Exercise prompt: Reproduce all of the material exactly as shown.

Data excerpts:
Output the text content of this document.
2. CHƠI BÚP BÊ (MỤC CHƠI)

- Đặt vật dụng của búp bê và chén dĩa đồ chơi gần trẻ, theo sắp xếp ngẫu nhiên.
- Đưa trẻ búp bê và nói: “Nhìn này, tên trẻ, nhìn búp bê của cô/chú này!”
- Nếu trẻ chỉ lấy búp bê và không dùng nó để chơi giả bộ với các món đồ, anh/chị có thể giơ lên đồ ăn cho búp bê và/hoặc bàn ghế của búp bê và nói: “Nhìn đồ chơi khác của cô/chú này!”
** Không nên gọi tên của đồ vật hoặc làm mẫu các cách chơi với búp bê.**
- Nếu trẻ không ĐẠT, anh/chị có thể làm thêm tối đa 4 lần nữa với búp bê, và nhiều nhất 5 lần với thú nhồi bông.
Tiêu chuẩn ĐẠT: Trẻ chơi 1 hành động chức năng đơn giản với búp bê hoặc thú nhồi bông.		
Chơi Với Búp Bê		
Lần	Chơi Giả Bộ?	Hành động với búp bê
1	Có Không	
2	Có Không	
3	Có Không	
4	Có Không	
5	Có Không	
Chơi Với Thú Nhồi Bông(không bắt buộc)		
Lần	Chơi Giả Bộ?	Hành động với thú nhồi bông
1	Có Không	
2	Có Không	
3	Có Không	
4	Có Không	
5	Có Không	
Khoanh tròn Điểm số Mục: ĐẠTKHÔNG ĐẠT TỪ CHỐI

Final result:
Output the text content of this document.
2. CHƠI BÚP BÊ (MỤC CHƠI)

- Đặt vật dụng của búp bê và chén dĩa đồ chơi gần trẻ, theo sắp xếp ngẫu nhiên.
- Đưa trẻ búp bê và nói: “Nhìn này, tên trẻ, nhìn búp bê của cô/chú này!”
- Nếu trẻ chỉ lấy búp bê và không dùng nó để chơi giả bộ với các món đồ, anh/chị có thể giơ lên đồ ăn cho búp bê và/hoặc bàn ghế của búp bê và nói: “Nhìn đồ chơi khác của cô/chú này!”
** Không nên gọi tên của đồ vật hoặc làm mẫu các cách chơi với búp bê.**
- Nếu trẻ không ĐẠT, anh/chị có thể làm thêm tối đa 4 lần nữa với búp bê, và nhiều nhất 5 lần với thú nhồi bông.
Tiêu chuẩn ĐẠT: Trẻ chơi 1 hành động chức năng đơn giản với búp bê hoặc thú nhồi bông.		
Chơi Với Búp Bê		
Lần	Chơi Giả Bộ?	Hành động với búp bê
1	Có Không	
2	Có Không	
3	Có Không	
4	Có Không	
5	Có Không	
Chơi Với Thú Nhồi Bông(không bắt buộc)		
Lần	Chơi Giả Bộ?	Hành động với thú nhồi bông
1	Có Không	
2	Có Không	
3	Có Không	
4	Có Không	
5	Có Không	
Khoanh tròn Điểm số Mục: ĐẠTKHÔNG ĐẠT TỪ CHỐI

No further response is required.